● **Exercise instructions**: Pictures in the records should not be copied, but every other part must be repeated exactly.
## Begin
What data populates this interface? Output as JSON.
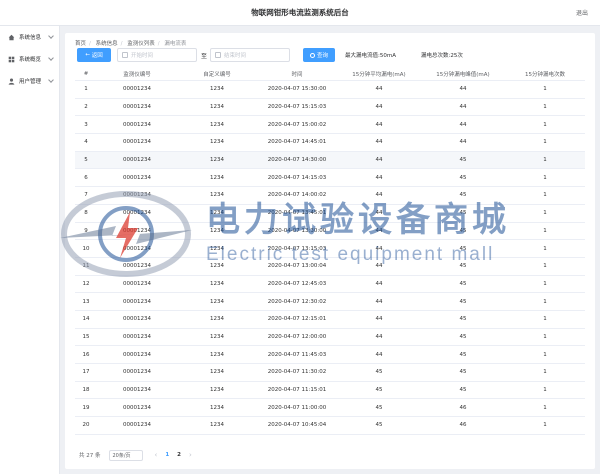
{
  "app": {
    "title": "物联网钳形电流监测系统后台",
    "logout": "退出"
  },
  "sidebar": {
    "items": [
      {
        "label": "系统信息",
        "icon": "home-icon"
      },
      {
        "label": "系统概览",
        "icon": "grid-icon"
      },
      {
        "label": "用户管理",
        "icon": "user-icon"
      }
    ]
  },
  "breadcrumb": [
    "首页",
    "系统信息",
    "监测仪列表",
    "漏电流表"
  ],
  "filters": {
    "back_label": "返回",
    "start_placeholder": "开始时间",
    "to_label": "至",
    "end_placeholder": "结束时间",
    "query_label": "查询",
    "max_leak": "最大漏电流值:50mA",
    "leak_count": "漏电总次数:25次"
  },
  "table": {
    "headers": [
      "#",
      "监测仪编号",
      "自定义编号",
      "时间",
      "15分钟平均漏电(mA)",
      "15分钟漏电峰值(mA)",
      "15分钟漏电次数"
    ],
    "rows": [
      [
        "1",
        "00001234",
        "1234",
        "2020-04-07 15:30:00",
        "44",
        "44",
        "1"
      ],
      [
        "2",
        "00001234",
        "1234",
        "2020-04-07 15:15:03",
        "44",
        "44",
        "1"
      ],
      [
        "3",
        "00001234",
        "1234",
        "2020-04-07 15:00:02",
        "44",
        "44",
        "1"
      ],
      [
        "4",
        "00001234",
        "1234",
        "2020-04-07 14:45:01",
        "44",
        "44",
        "1"
      ],
      [
        "5",
        "00001234",
        "1234",
        "2020-04-07 14:30:00",
        "44",
        "45",
        "1"
      ],
      [
        "6",
        "00001234",
        "1234",
        "2020-04-07 14:15:03",
        "44",
        "45",
        "1"
      ],
      [
        "7",
        "00001234",
        "1234",
        "2020-04-07 14:00:02",
        "44",
        "45",
        "1"
      ],
      [
        "8",
        "00001234",
        "1234",
        "2020-04-07 13:45:01",
        "44",
        "45",
        "1"
      ],
      [
        "9",
        "00001234",
        "1234",
        "2020-04-07 13:30:00",
        "44",
        "45",
        "1"
      ],
      [
        "10",
        "00001234",
        "1234",
        "2020-04-07 13:15:03",
        "44",
        "45",
        "1"
      ],
      [
        "11",
        "00001234",
        "1234",
        "2020-04-07 13:00:04",
        "44",
        "45",
        "1"
      ],
      [
        "12",
        "00001234",
        "1234",
        "2020-04-07 12:45:03",
        "44",
        "45",
        "1"
      ],
      [
        "13",
        "00001234",
        "1234",
        "2020-04-07 12:30:02",
        "44",
        "45",
        "1"
      ],
      [
        "14",
        "00001234",
        "1234",
        "2020-04-07 12:15:01",
        "44",
        "45",
        "1"
      ],
      [
        "15",
        "00001234",
        "1234",
        "2020-04-07 12:00:00",
        "44",
        "45",
        "1"
      ],
      [
        "16",
        "00001234",
        "1234",
        "2020-04-07 11:45:03",
        "44",
        "45",
        "1"
      ],
      [
        "17",
        "00001234",
        "1234",
        "2020-04-07 11:30:02",
        "45",
        "45",
        "1"
      ],
      [
        "18",
        "00001234",
        "1234",
        "2020-04-07 11:15:01",
        "45",
        "45",
        "1"
      ],
      [
        "19",
        "00001234",
        "1234",
        "2020-04-07 11:00:00",
        "45",
        "46",
        "1"
      ],
      [
        "20",
        "00001234",
        "1234",
        "2020-04-07 10:45:04",
        "45",
        "46",
        "1"
      ]
    ],
    "highlight_row": 5
  },
  "pagination": {
    "total": "共 27 条",
    "page_size": "20条/页",
    "prev": "‹",
    "pages": [
      "1",
      "2"
    ],
    "next": "›"
  },
  "watermark": {
    "cn": "电力试验设备商城",
    "en": "Electric test equipment mall",
    "icon": "lightning-logo-icon"
  },
  "colors": {
    "primary": "#409eff",
    "watermark": "#1e5096"
  }
}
## End
● **Solution to this task**:
What data populates this interface? Output as JSON.
{
  "app": {
    "title": "物联网钳形电流监测系统后台",
    "logout": "退出"
  },
  "sidebar": {
    "items": [
      {
        "label": "系统信息",
        "icon": "home-icon"
      },
      {
        "label": "系统概览",
        "icon": "grid-icon"
      },
      {
        "label": "用户管理",
        "icon": "user-icon"
      }
    ]
  },
  "breadcrumb": [
    "首页",
    "系统信息",
    "监测仪列表",
    "漏电流表"
  ],
  "filters": {
    "back_label": "返回",
    "start_placeholder": "开始时间",
    "to_label": "至",
    "end_placeholder": "结束时间",
    "query_label": "查询",
    "max_leak": "最大漏电流值:50mA",
    "leak_count": "漏电总次数:25次"
  },
  "table": {
    "headers": [
      "#",
      "监测仪编号",
      "自定义编号",
      "时间",
      "15分钟平均漏电(mA)",
      "15分钟漏电峰值(mA)",
      "15分钟漏电次数"
    ],
    "rows": [
      [
        "1",
        "00001234",
        "1234",
        "2020-04-07 15:30:00",
        "44",
        "44",
        "1"
      ],
      [
        "2",
        "00001234",
        "1234",
        "2020-04-07 15:15:03",
        "44",
        "44",
        "1"
      ],
      [
        "3",
        "00001234",
        "1234",
        "2020-04-07 15:00:02",
        "44",
        "44",
        "1"
      ],
      [
        "4",
        "00001234",
        "1234",
        "2020-04-07 14:45:01",
        "44",
        "44",
        "1"
      ],
      [
        "5",
        "00001234",
        "1234",
        "2020-04-07 14:30:00",
        "44",
        "45",
        "1"
      ],
      [
        "6",
        "00001234",
        "1234",
        "2020-04-07 14:15:03",
        "44",
        "45",
        "1"
      ],
      [
        "7",
        "00001234",
        "1234",
        "2020-04-07 14:00:02",
        "44",
        "45",
        "1"
      ],
      [
        "8",
        "00001234",
        "1234",
        "2020-04-07 13:45:01",
        "44",
        "45",
        "1"
      ],
      [
        "9",
        "00001234",
        "1234",
        "2020-04-07 13:30:00",
        "44",
        "45",
        "1"
      ],
      [
        "10",
        "00001234",
        "1234",
        "2020-04-07 13:15:03",
        "44",
        "45",
        "1"
      ],
      [
        "11",
        "00001234",
        "1234",
        "2020-04-07 13:00:04",
        "44",
        "45",
        "1"
      ],
      [
        "12",
        "00001234",
        "1234",
        "2020-04-07 12:45:03",
        "44",
        "45",
        "1"
      ],
      [
        "13",
        "00001234",
        "1234",
        "2020-04-07 12:30:02",
        "44",
        "45",
        "1"
      ],
      [
        "14",
        "00001234",
        "1234",
        "2020-04-07 12:15:01",
        "44",
        "45",
        "1"
      ],
      [
        "15",
        "00001234",
        "1234",
        "2020-04-07 12:00:00",
        "44",
        "45",
        "1"
      ],
      [
        "16",
        "00001234",
        "1234",
        "2020-04-07 11:45:03",
        "44",
        "45",
        "1"
      ],
      [
        "17",
        "00001234",
        "1234",
        "2020-04-07 11:30:02",
        "45",
        "45",
        "1"
      ],
      [
        "18",
        "00001234",
        "1234",
        "2020-04-07 11:15:01",
        "45",
        "45",
        "1"
      ],
      [
        "19",
        "00001234",
        "1234",
        "2020-04-07 11:00:00",
        "45",
        "46",
        "1"
      ],
      [
        "20",
        "00001234",
        "1234",
        "2020-04-07 10:45:04",
        "45",
        "46",
        "1"
      ]
    ],
    "highlight_row": 5
  },
  "pagination": {
    "total": "共 27 条",
    "page_size": "20条/页",
    "prev": "‹",
    "pages": [
      "1",
      "2"
    ],
    "next": "›"
  },
  "watermark": {
    "cn": "电力试验设备商城",
    "en": "Electric test equipment mall",
    "icon": "lightning-logo-icon"
  },
  "colors": {
    "primary": "#409eff",
    "watermark": "#1e5096"
  }
}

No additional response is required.